(Stored entries)
# # # # # # #

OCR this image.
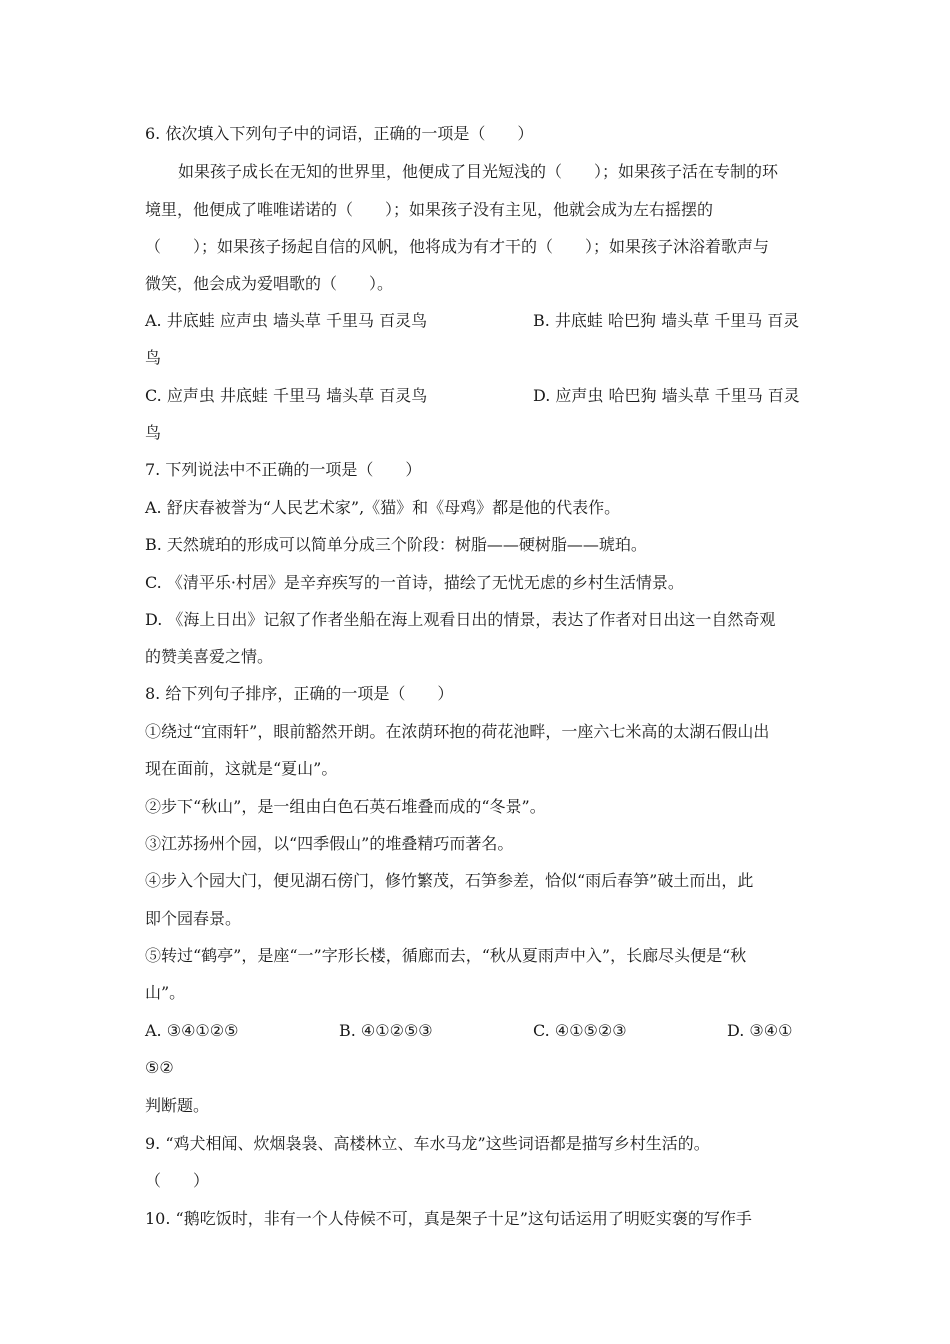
6. 依次填入下列句子中的词语，正确的一项是（　　）
如果孩子成长在无知的世界里，他便成了目光短浅的（　　）；如果孩子活在专制的环
境里，他便成了唯唯诺诺的（　　）；如果孩子没有主见，他就会成为左右摇摆的
（　　）；如果孩子扬起自信的风帆，他将成为有才干的（　　）；如果孩子沐浴着歌声与
微笑，他会成为爱唱歌的（　　）。
A. 井底蛙 应声虫 墙头草 千里马 百灵鸟	B. 井底蛙 哈巴狗 墙头草 千里马 百灵
鸟
C. 应声虫 井底蛙 千里马 墙头草 百灵鸟	D. 应声虫 哈巴狗 墙头草 千里马 百灵
鸟
7. 下列说法中不正确的一项是（　　）
A. 舒庆春被誉为“人民艺术家”,《猫》和《母鸡》都是他的代表作。
B. 天然琥珀的形成可以简单分成三个阶段：树脂——硬树脂——琥珀。
C. 《清平乐·村居》是辛弃疾写的一首诗，描绘了无忧无虑的乡村生活情景。
D. 《海上日出》记叙了作者坐船在海上观看日出的情景，表达了作者对日出这一自然奇观
的赞美喜爱之情。
8. 给下列句子排序，正确的一项是（　　）
①绕过“宜雨轩”，眼前豁然开朗。在浓荫环抱的荷花池畔，一座六七米高的太湖石假山出
现在面前，这就是“夏山”。
②步下“秋山”，是一组由白色石英石堆叠而成的“冬景”。
③江苏扬州个园，以“四季假山”的堆叠精巧而著名。
④步入个园大门，便见湖石傍门，修竹繁茂，石笋参差，恰似“雨后春笋”破土而出，此
即个园春景。
⑤转过“鹤亭”，是座“一”字形长楼，循廊而去，“秋从夏雨声中入”，长廊尽头便是“秋
山”。
A. ③④①②⑤	B. ④①②⑤③	C. ④①⑤②③	D. ③④①
⑤②
判断题。
9. “鸡犬相闻、炊烟袅袅、高楼林立、车水马龙”这些词语都是描写乡村生活的。
（　　）
10. “鹅吃饭时，非有一个人侍候不可，真是架子十足”这句话运用了明贬实褒的写作手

# # # # # # #

→ Task goal
Quote all the lines above exactly as given. Do not include the pictures.

→ Exercise output
OCR this image.
6. 依次填入下列句子中的词语，正确的一项是（　　）
如果孩子成长在无知的世界里，他便成了目光短浅的（　　）；如果孩子活在专制的环
境里，他便成了唯唯诺诺的（　　）；如果孩子没有主见，他就会成为左右摇摆的
（　　）；如果孩子扬起自信的风帆，他将成为有才干的（　　）；如果孩子沐浴着歌声与
微笑，他会成为爱唱歌的（　　）。
A. 井底蛙 应声虫 墙头草 千里马 百灵鸟	B. 井底蛙 哈巴狗 墙头草 千里马 百灵
鸟
C. 应声虫 井底蛙 千里马 墙头草 百灵鸟	D. 应声虫 哈巴狗 墙头草 千里马 百灵
鸟
7. 下列说法中不正确的一项是（　　）
A. 舒庆春被誉为“人民艺术家”,《猫》和《母鸡》都是他的代表作。
B. 天然琥珀的形成可以简单分成三个阶段：树脂——硬树脂——琥珀。
C. 《清平乐·村居》是辛弃疾写的一首诗，描绘了无忧无虑的乡村生活情景。
D. 《海上日出》记叙了作者坐船在海上观看日出的情景，表达了作者对日出这一自然奇观
的赞美喜爱之情。
8. 给下列句子排序，正确的一项是（　　）
①绕过“宜雨轩”，眼前豁然开朗。在浓荫环抱的荷花池畔，一座六七米高的太湖石假山出
现在面前，这就是“夏山”。
②步下“秋山”，是一组由白色石英石堆叠而成的“冬景”。
③江苏扬州个园，以“四季假山”的堆叠精巧而著名。
④步入个园大门，便见湖石傍门，修竹繁茂，石笋参差，恰似“雨后春笋”破土而出，此
即个园春景。
⑤转过“鹤亭”，是座“一”字形长楼，循廊而去，“秋从夏雨声中入”，长廊尽头便是“秋
山”。
A. ③④①②⑤	B. ④①②⑤③	C. ④①⑤②③	D. ③④①
⑤②
判断题。
9. “鸡犬相闻、炊烟袅袅、高楼林立、车水马龙”这些词语都是描写乡村生活的。
（　　）
10. “鹅吃饭时，非有一个人侍候不可，真是架子十足”这句话运用了明贬实褒的写作手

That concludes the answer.